▶ _Trecho do texto_:
=-=-=
Véspera de Natal, 1653: uma expedição percorre o rio Tocantins. Para os jesuítas que dela participam, o objetivo é estabelecer contato com indígenas que pretendem catequizar. Mas vão também colonizadores, e estes têm outras ideias (¹). A data, porém, pede celebração. Mas, que fazer, em meio à floresta?
A simplicidade deu o tom, pelo que se depreende de um relato feito pelo padre Antônio Vieira, que liderava os missionários jesuítas:
"Tínhamos determinado fazer alto neste dia mais cedo que nos outros, para gastar toda a tarde em adereçar uma capela de palma, em que celebrar com mais decência os mistérios desta sagrada noite, mas não tivemos lugar para mais que de engenhar uma pequena choupana mal coberta com as toldas das canoas, aonde armamos o nosso altar. [...]." (²)
=-=-=
▶ _Instrução a_:
Diga se cada afirmação abaixo está de acordo com o texto sobre o Natal de 1653. Responda sim ou não para cada uma e cite literalmente as palavras do texto que decidem a resposta.
(i) A expedição percorria o rio Tocantins.
(ii) Os viajantes conseguiram montar uma capela de palma para a celebração.
(iii) O padre Antônio Vieira liderava os missionários jesuítas.
=-=-=
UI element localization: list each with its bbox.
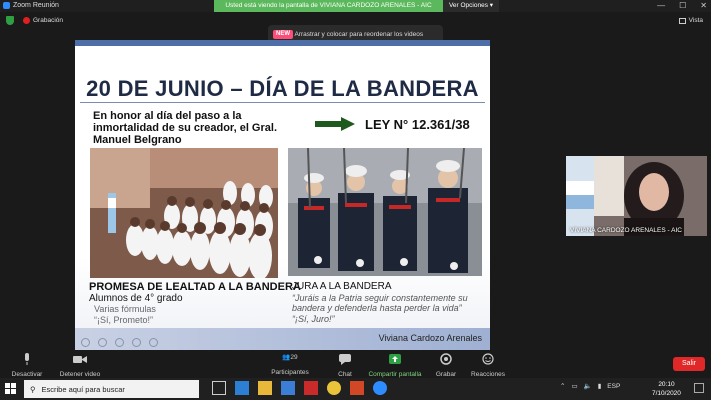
app-title-group: Zoom Reunión xyxy=(3,2,59,9)
new-badge: NEW xyxy=(273,29,293,39)
left-caption-note: Varias fórmulas xyxy=(94,304,156,314)
slide-annotation-tools xyxy=(81,338,158,347)
reactions-label: Reacciones xyxy=(471,371,505,378)
participants-label: Participantes xyxy=(271,369,309,376)
search-placeholder: Escribe aquí para buscar xyxy=(41,384,125,394)
stop-video-button[interactable]: Detener video xyxy=(58,353,102,378)
clock-date: 7/10/2020 xyxy=(652,390,681,397)
clock-time: 20:10 xyxy=(658,381,675,388)
share-banner-text: Usted está viendo la pantalla de VIVIANA… xyxy=(225,2,432,9)
zoom-icon[interactable] xyxy=(132,338,141,347)
battery-icon[interactable]: ▮ xyxy=(598,382,602,390)
tooltip-text: Arrastrar y colocar para reordenar los v… xyxy=(294,31,424,38)
right-caption-quote: “Juráis a la Patria seguir constantement… xyxy=(292,293,468,313)
chevron-up-icon[interactable]: ⌃ xyxy=(560,382,565,390)
system-tray: ⌃ ▭ 🔈 ▮ ESP xyxy=(560,382,620,391)
mcafee-icon[interactable] xyxy=(304,381,318,395)
share-screen-button[interactable]: Compartir pantalla xyxy=(368,353,422,378)
participant-video-frame xyxy=(566,156,707,236)
windows-start-icon[interactable] xyxy=(5,383,16,394)
participants-icon-group: 👥29 xyxy=(275,353,305,366)
recording-label: Grabación xyxy=(33,17,63,24)
share-screen-label: Compartir pantalla xyxy=(368,371,422,378)
view-label: Vista xyxy=(688,17,703,24)
search-icon: ⚲ xyxy=(30,384,36,394)
notification-icon[interactable] xyxy=(694,383,704,393)
record-button[interactable]: Grabar xyxy=(433,353,459,378)
video-camera-icon xyxy=(73,356,87,363)
slide-author: Viviana Cardozo Arenales xyxy=(378,333,482,343)
prev-slide-icon[interactable] xyxy=(81,338,90,347)
language-indicator[interactable]: ESP xyxy=(607,383,620,390)
reactions-button[interactable]: Reacciones xyxy=(470,353,506,378)
slide-top-band xyxy=(75,40,490,46)
right-caption-title: JURA A LA BANDERA xyxy=(292,281,392,292)
powerpoint-icon[interactable] xyxy=(350,381,364,395)
law-number: LEY N° 12.361/38 xyxy=(365,117,470,132)
participant-video[interactable]: VIVIANA CARDOZO ARENALES - AIC xyxy=(566,156,707,236)
view-toggle-button[interactable]: Vista xyxy=(678,17,703,24)
pen-icon[interactable] xyxy=(98,338,107,347)
participants-count: 29 xyxy=(290,354,298,361)
stop-video-label: Detener video xyxy=(59,371,101,378)
window-controls: — ☐ ✕ xyxy=(657,1,707,10)
app-title: Zoom Reunión xyxy=(13,2,59,9)
shared-slide: 20 DE JUNIO – DÍA DE LA BANDERA En honor… xyxy=(75,40,490,350)
screen-share-banner: Usted está viendo la pantalla de VIVIANA… xyxy=(214,0,443,12)
grid-icon xyxy=(678,17,686,24)
taskbar-search-box[interactable]: ⚲ Escribe aquí para buscar xyxy=(24,380,199,398)
pointer-icon[interactable] xyxy=(115,338,124,347)
chrome-icon[interactable] xyxy=(327,381,341,395)
taskbar-apps xyxy=(212,381,387,395)
grenadiers-oath-photo xyxy=(288,148,482,276)
microphone-icon xyxy=(25,353,29,365)
file-explorer-icon[interactable] xyxy=(258,381,272,395)
participant-name: VIVIANA CARDOZO ARENALES - AIC xyxy=(570,227,682,234)
chat-bubble-icon xyxy=(339,354,351,365)
smiley-icon xyxy=(482,353,494,365)
leave-meeting-button[interactable]: Salir xyxy=(673,357,705,371)
left-caption-title: PROMESA DE LEALTAD A LA BANDERA xyxy=(89,281,301,293)
close-icon[interactable]: ✕ xyxy=(700,1,707,10)
record-label: Grabar xyxy=(435,371,457,378)
next-slide-icon[interactable] xyxy=(149,338,158,347)
minimize-icon[interactable]: — xyxy=(657,1,665,10)
maximize-icon[interactable]: ☐ xyxy=(679,1,686,10)
zoom-logo-icon xyxy=(3,2,10,9)
slide-title: 20 DE JUNIO – DÍA DE LA BANDERA xyxy=(86,76,479,101)
volume-icon[interactable]: 🔈 xyxy=(584,382,592,390)
view-options-button[interactable]: Ver Opciones ▾ xyxy=(443,0,499,12)
security-shield-icon[interactable] xyxy=(6,16,14,25)
students-promise-photo xyxy=(90,148,278,278)
taskbar-clock[interactable]: 20:10 7/10/2020 xyxy=(652,380,681,398)
slide-title-divider xyxy=(80,102,485,103)
meeting-toolbar: Desactivar audio Detener video 👥29 Parti… xyxy=(0,351,711,385)
chat-button[interactable]: Chat xyxy=(332,353,358,378)
view-options-label: Ver Opciones xyxy=(448,2,488,9)
share-screen-icon xyxy=(389,354,401,364)
left-caption-subtitle: Alumnos de 4° grado xyxy=(89,293,183,304)
network-icon[interactable]: ▭ xyxy=(571,382,577,390)
task-view-icon[interactable] xyxy=(212,381,226,395)
chat-label: Chat xyxy=(338,371,352,378)
store-icon[interactable] xyxy=(281,381,295,395)
participants-button[interactable]: 👥29 Participantes xyxy=(270,353,310,376)
right-caption-answer: “¡Sí, Juro!” xyxy=(292,314,335,324)
zoom-taskbar-icon[interactable] xyxy=(373,381,387,395)
right-arrow-icon xyxy=(315,117,355,131)
slide-description: En honor al día del paso a la inmortalid… xyxy=(93,110,278,146)
record-icon xyxy=(440,353,452,365)
edge-icon[interactable] xyxy=(235,381,249,395)
left-caption-quote: “¡Sí, Prometo!” xyxy=(94,315,154,325)
recording-icon xyxy=(23,17,30,24)
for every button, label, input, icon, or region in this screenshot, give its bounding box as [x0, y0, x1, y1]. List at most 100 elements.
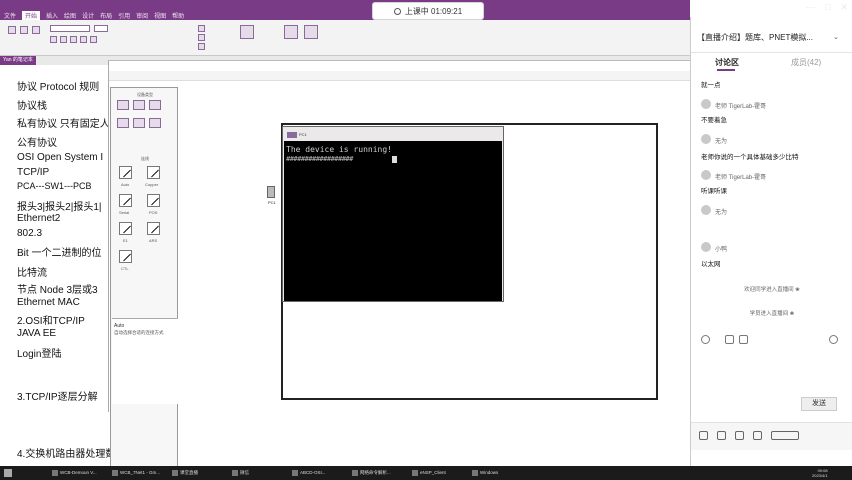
note-line: 3.TCP/IP逐层分解	[17, 392, 98, 403]
notes-page: 协议 Protocol 规则 协议栈 私有协议 只有固定人 公有协议 OSI O…	[0, 66, 112, 460]
question-tag-icon[interactable]	[198, 43, 205, 50]
start-icon[interactable]	[4, 469, 12, 477]
devices-section-label: 设备类型	[137, 92, 153, 97]
emoji-icon[interactable]	[701, 335, 710, 344]
notebook-tab[interactable]: Yan 的笔记本	[0, 56, 36, 65]
terminal-line: The device is running!	[286, 145, 392, 154]
location-icon[interactable]	[753, 431, 762, 440]
font-size-select[interactable]	[94, 25, 108, 32]
chat-message-text: 老师你说的一个具体基础多少比特	[701, 154, 799, 161]
email-page-icon[interactable]	[284, 25, 298, 39]
terminal-window[interactable]: PC1 The device is running! #############…	[282, 126, 504, 302]
volume-slider[interactable]	[771, 431, 799, 440]
wireless-icon[interactable]	[149, 100, 161, 110]
link-auto-button[interactable]	[119, 166, 132, 179]
ribbon-body	[0, 20, 690, 56]
link-ctl-button[interactable]	[119, 250, 132, 263]
link-label: CTL	[121, 266, 129, 271]
settings-icon[interactable]	[829, 335, 838, 344]
important-tag-icon[interactable]	[198, 34, 205, 41]
avatar	[701, 170, 711, 180]
taskbar-item[interactable]: 微信	[232, 468, 249, 478]
font-group	[48, 22, 188, 54]
link-label: POS	[149, 210, 158, 215]
taskbar-item[interactable]: 课堂直播	[172, 468, 198, 478]
chat-input-toolbar	[697, 335, 847, 349]
tab-discussion[interactable]: 讨论区	[715, 57, 739, 68]
mic-off-icon[interactable]	[699, 431, 708, 440]
note-line: 2.OSI和TCP/IP	[17, 316, 85, 327]
taskbar-clock[interactable]: 09:08 2023/4/1	[812, 468, 828, 478]
maximize-icon[interactable]: □	[825, 2, 830, 18]
stats-icon[interactable]	[735, 431, 744, 440]
meeting-details-icon[interactable]	[304, 25, 318, 39]
copy-icon[interactable]	[32, 26, 40, 34]
cloud-icon[interactable]	[133, 118, 145, 128]
note-line: 4.交换机路由器处理数据帧的方式异同	[17, 449, 112, 460]
chat-message-name: 无为	[715, 139, 728, 145]
minimize-icon[interactable]: —	[806, 2, 815, 18]
taskbar-item[interactable]: WCB_7Net1 - Gm...	[112, 468, 160, 478]
clock-date: 2023/4/1	[812, 473, 828, 478]
chat-tabs: 讨论区 成员(42)	[691, 55, 852, 71]
auto-description: 自动选择合适的连接方式	[114, 330, 164, 335]
chat-bottom-toolbar	[691, 422, 852, 450]
pc-device-icon[interactable]	[267, 186, 275, 198]
note-line: Login登陆	[17, 349, 62, 360]
send-button[interactable]: 发送	[801, 397, 837, 411]
chat-message-name: 老师 TigerLab-霍哥	[715, 175, 767, 181]
chevron-down-icon[interactable]: ⌄	[833, 33, 839, 41]
class-status-bar[interactable]: 上课中 01:09:21	[372, 2, 484, 20]
image-icon[interactable]	[739, 335, 748, 344]
router-icon[interactable]	[117, 100, 129, 110]
device-panel: 设备类型 连线 Auto Copper Serial POS E1 ARS CT…	[110, 87, 178, 469]
todo-checkbox-icon[interactable]	[240, 25, 254, 39]
speaker-icon[interactable]	[717, 431, 726, 440]
note-line: JAVA EE	[17, 328, 57, 339]
system-notice: 学员进入直播间 ❀	[749, 311, 795, 317]
note-line: 公有协议	[17, 138, 57, 149]
link-ars-button[interactable]	[147, 222, 160, 235]
taskbar-item[interactable]: Windows	[472, 468, 498, 478]
cut-icon[interactable]	[20, 26, 28, 34]
taskbar-item[interactable]: WCB-Demoun V...	[52, 468, 97, 478]
room-title[interactable]: 【直播介绍】题库、PNET模拟...	[697, 32, 813, 43]
terminal-title: PC1	[299, 132, 307, 137]
taskbar-item[interactable]: 网络命令解析...	[352, 468, 391, 478]
avatar	[701, 134, 711, 144]
link-label: Copper	[145, 182, 159, 187]
note-line: 协议 Protocol 规则	[17, 82, 100, 93]
chat-input[interactable]	[699, 355, 845, 391]
scissors-icon[interactable]	[725, 335, 734, 344]
link-serial-button[interactable]	[119, 194, 132, 207]
font-name-select[interactable]	[50, 25, 90, 32]
taskbar-item[interactable]: eNSP_Client	[412, 468, 446, 478]
font-color-icon[interactable]	[90, 36, 97, 43]
todo-tag-icon[interactable]	[198, 25, 205, 32]
avatar	[701, 99, 711, 109]
paste-icon[interactable]	[8, 26, 16, 34]
highlight-icon[interactable]	[80, 36, 87, 43]
chat-message-text: 不要着急	[701, 117, 727, 124]
taskbar-item[interactable]: ABCD-OSI...	[292, 468, 326, 478]
terminal-screen[interactable]: The device is running! #################…	[284, 141, 502, 301]
link-pos-button[interactable]	[147, 194, 160, 207]
tab-members[interactable]: 成员(42)	[791, 57, 821, 68]
pc-icon[interactable]	[117, 118, 129, 128]
link-copper-button[interactable]	[147, 166, 160, 179]
note-line: 802.3	[17, 228, 43, 239]
switch-icon[interactable]	[133, 100, 145, 110]
window-controls: — □ ✕	[748, 2, 848, 18]
close-icon[interactable]: ✕	[840, 2, 848, 18]
italic-icon[interactable]	[60, 36, 67, 43]
underline-icon[interactable]	[70, 36, 77, 43]
bold-icon[interactable]	[50, 36, 57, 43]
chat-message-text: 以太网	[701, 261, 721, 268]
avatar	[701, 205, 711, 215]
link-e1-button[interactable]	[119, 222, 132, 235]
link-description-box: Auto 自动选择合适的连接方式	[112, 318, 178, 404]
taskbar: WCB-Demoun V... WCB_7Net1 - Gm... 课堂直播 微…	[0, 466, 852, 480]
connections-icon[interactable]	[149, 118, 161, 128]
screen: 文件 开始 插入 绘图 设计 布局 引用 审阅 视图 帮助 上课中 01:09:…	[0, 0, 852, 480]
note-line: 私有协议 只有固定人	[17, 119, 110, 130]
=-=-=
▶ _Instrução b_:
Disponha como lista numerada, sem as linhas em branco, a parte das entradas que começa na linha que contém "app-title-group: Zoom Reunión xyxy=(3,2,59,9)" e termina na linha que contém "tooltip-text: Arrastrar y", incluindo as duas.

▶ _Resposta redigida a_:
(i) Sim: "uma expedição percorre o rio Tocantins".
(ii) Não: "mas não tivemos lugar para mais que de engenhar uma pequena choupana mal coberta com as toldas das canoas".
(iii) Sim: "que liderava os missionários jesuítas".

▶ _Resposta redigida b_:
1. app-title-group: Zoom Reunión xyxy=(3,2,59,9)
2. new-badge: NEW xyxy=(273,29,293,39)
3. left-caption-note: Varias fórmulas xyxy=(94,304,156,314)
4. slide-annotation-tools xyxy=(81,338,158,347)
5. reactions-label: Reacciones xyxy=(471,371,505,378)
6. participants-label: Participantes xyxy=(271,369,309,376)
7. search-placeholder: Escribe aquí para buscar xyxy=(41,384,125,394)
8. stop-video-button[interactable]: Detener video xyxy=(58,353,102,378)
9. clock-date: 7/10/2020 xyxy=(652,390,681,397)
10. clock-time: 20:10 xyxy=(658,381,675,388)
11. share-banner-text: Usted está viendo la pantalla de VIVIANA… xyxy=(225,2,432,9)
12. zoom-icon[interactable] xyxy=(132,338,141,347)
13. battery-icon[interactable]: ▮ xyxy=(598,382,602,390)
14. tooltip-text: Arrastrar y colocar para reordenar los v… xyxy=(294,31,424,38)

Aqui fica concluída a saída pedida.